■ RECORDED DATA:

- - -

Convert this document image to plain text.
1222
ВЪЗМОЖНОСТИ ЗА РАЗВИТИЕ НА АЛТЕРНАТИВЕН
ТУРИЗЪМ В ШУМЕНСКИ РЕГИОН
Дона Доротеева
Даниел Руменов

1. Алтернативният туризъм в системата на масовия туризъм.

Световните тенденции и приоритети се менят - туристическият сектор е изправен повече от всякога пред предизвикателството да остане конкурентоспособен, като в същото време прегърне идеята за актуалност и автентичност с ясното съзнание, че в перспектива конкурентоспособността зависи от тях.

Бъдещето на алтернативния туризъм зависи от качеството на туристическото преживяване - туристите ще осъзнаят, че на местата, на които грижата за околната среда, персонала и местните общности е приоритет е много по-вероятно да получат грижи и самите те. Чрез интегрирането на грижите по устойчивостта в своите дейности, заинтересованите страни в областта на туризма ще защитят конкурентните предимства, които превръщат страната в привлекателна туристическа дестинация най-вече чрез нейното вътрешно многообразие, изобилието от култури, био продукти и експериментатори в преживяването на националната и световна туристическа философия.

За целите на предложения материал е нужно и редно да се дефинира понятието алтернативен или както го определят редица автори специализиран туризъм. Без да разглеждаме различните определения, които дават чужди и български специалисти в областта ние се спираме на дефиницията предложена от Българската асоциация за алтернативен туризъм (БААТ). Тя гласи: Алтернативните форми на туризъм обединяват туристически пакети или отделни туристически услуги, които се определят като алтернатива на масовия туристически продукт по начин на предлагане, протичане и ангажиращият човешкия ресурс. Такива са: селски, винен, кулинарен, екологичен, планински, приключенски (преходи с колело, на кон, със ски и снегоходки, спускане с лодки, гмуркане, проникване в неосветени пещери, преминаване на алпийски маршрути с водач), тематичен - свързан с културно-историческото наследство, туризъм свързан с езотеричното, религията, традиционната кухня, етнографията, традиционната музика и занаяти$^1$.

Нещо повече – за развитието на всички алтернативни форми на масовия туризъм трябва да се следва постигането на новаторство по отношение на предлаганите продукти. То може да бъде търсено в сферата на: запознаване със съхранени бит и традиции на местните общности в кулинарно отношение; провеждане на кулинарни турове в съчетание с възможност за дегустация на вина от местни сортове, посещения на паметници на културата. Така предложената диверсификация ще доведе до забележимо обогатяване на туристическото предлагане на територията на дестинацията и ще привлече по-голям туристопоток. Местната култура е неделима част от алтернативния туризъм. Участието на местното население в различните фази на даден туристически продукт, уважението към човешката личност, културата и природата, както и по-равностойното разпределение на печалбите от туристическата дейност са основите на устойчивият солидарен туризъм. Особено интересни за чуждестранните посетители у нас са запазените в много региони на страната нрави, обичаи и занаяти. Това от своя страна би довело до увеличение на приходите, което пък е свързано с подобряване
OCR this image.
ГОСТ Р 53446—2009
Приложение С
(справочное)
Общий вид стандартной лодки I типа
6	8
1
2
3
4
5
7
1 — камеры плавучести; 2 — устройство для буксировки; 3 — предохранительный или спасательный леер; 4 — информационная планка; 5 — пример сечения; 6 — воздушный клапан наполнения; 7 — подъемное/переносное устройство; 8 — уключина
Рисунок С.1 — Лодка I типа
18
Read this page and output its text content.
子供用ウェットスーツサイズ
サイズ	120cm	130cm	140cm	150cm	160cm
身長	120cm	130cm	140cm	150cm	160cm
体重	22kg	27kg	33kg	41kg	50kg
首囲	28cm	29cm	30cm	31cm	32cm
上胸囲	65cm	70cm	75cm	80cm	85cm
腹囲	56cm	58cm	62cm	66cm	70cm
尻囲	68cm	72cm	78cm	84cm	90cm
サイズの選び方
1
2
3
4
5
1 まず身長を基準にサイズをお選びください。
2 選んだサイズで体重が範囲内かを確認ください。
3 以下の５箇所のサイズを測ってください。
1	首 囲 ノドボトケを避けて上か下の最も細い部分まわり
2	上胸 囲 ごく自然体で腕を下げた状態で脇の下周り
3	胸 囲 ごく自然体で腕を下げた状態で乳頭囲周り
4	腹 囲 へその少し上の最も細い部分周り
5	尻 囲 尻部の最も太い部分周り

- - -

■ WHAT TO DO: Quote the material exactly, leaving nothing out.

■ FINAL RESULT:
Convert this document image to plain text.
1222
ВЪЗМОЖНОСТИ ЗА РАЗВИТИЕ НА АЛТЕРНАТИВЕН
ТУРИЗЪМ В ШУМЕНСКИ РЕГИОН
Дона Доротеева
Даниел Руменов

1. Алтернативният туризъм в системата на масовия туризъм.

Световните тенденции и приоритети се менят - туристическият сектор е изправен повече от всякога пред предизвикателството да остане конкурентоспособен, като в същото време прегърне идеята за актуалност и автентичност с ясното съзнание, че в перспектива конкурентоспособността зависи от тях.

Бъдещето на алтернативния туризъм зависи от качеството на туристическото преживяване - туристите ще осъзнаят, че на местата, на които грижата за околната среда, персонала и местните общности е приоритет е много по-вероятно да получат грижи и самите те. Чрез интегрирането на грижите по устойчивостта в своите дейности, заинтересованите страни в областта на туризма ще защитят конкурентните предимства, които превръщат страната в привлекателна туристическа дестинация най-вече чрез нейното вътрешно многообразие, изобилието от култури, био продукти и експериментатори в преживяването на националната и световна туристическа философия.

За целите на предложения материал е нужно и редно да се дефинира понятието алтернативен или както го определят редица автори специализиран туризъм. Без да разглеждаме различните определения, които дават чужди и български специалисти в областта ние се спираме на дефиницията предложена от Българската асоциация за алтернативен туризъм (БААТ). Тя гласи: Алтернативните форми на туризъм обединяват туристически пакети или отделни туристически услуги, които се определят като алтернатива на масовия туристически продукт по начин на предлагане, протичане и ангажиращият човешкия ресурс. Такива са: селски, винен, кулинарен, екологичен, планински, приключенски (преходи с колело, на кон, със ски и снегоходки, спускане с лодки, гмуркане, проникване в неосветени пещери, преминаване на алпийски маршрути с водач), тематичен - свързан с културно-историческото наследство, туризъм свързан с езотеричното, религията, традиционната кухня, етнографията, традиционната музика и занаяти$^1$.

Нещо повече – за развитието на всички алтернативни форми на масовия туризъм трябва да се следва постигането на новаторство по отношение на предлаганите продукти. То може да бъде търсено в сферата на: запознаване със съхранени бит и традиции на местните общности в кулинарно отношение; провеждане на кулинарни турове в съчетание с възможност за дегустация на вина от местни сортове, посещения на паметници на културата. Така предложената диверсификация ще доведе до забележимо обогатяване на туристическото предлагане на територията на дестинацията и ще привлече по-голям туристопоток. Местната култура е неделима част от алтернативния туризъм. Участието на местното население в различните фази на даден туристически продукт, уважението към човешката личност, културата и природата, както и по-равностойното разпределение на печалбите от туристическата дейност са основите на устойчивият солидарен туризъм. Особено интересни за чуждестранните посетители у нас са запазените в много региони на страната нрави, обичаи и занаяти. Това от своя страна би довело до увеличение на приходите, което пък е свързано с подобряване
OCR this image.
ГОСТ Р 53446—2009
Приложение С
(справочное)
Общий вид стандартной лодки I типа
6	8
1
2
3
4
5
7
1 — камеры плавучести; 2 — устройство для буксировки; 3 — предохранительный или спасательный леер; 4 — информационная планка; 5 — пример сечения; 6 — воздушный клапан наполнения; 7 — подъемное/переносное устройство; 8 — уключина
Рисунок С.1 — Лодка I типа
18
Read this page and output its text content.
子供用ウェットスーツサイズ
サイズ	120cm	130cm	140cm	150cm	160cm
身長	120cm	130cm	140cm	150cm	160cm
体重	22kg	27kg	33kg	41kg	50kg
首囲	28cm	29cm	30cm	31cm	32cm
上胸囲	65cm	70cm	75cm	80cm	85cm
腹囲	56cm	58cm	62cm	66cm	70cm
尻囲	68cm	72cm	78cm	84cm	90cm
サイズの選び方
1
2
3
4
5
1 まず身長を基準にサイズをお選びください。
2 選んだサイズで体重が範囲内かを確認ください。
3 以下の５箇所のサイズを測ってください。
1	首 囲 ノドボトケを避けて上か下の最も細い部分まわり
2	上胸 囲 ごく自然体で腕を下げた状態で脇の下周り
3	胸 囲 ごく自然体で腕を下げた状態で乳頭囲周り
4	腹 囲 へその少し上の最も細い部分周り
5	尻 囲 尻部の最も太い部分周り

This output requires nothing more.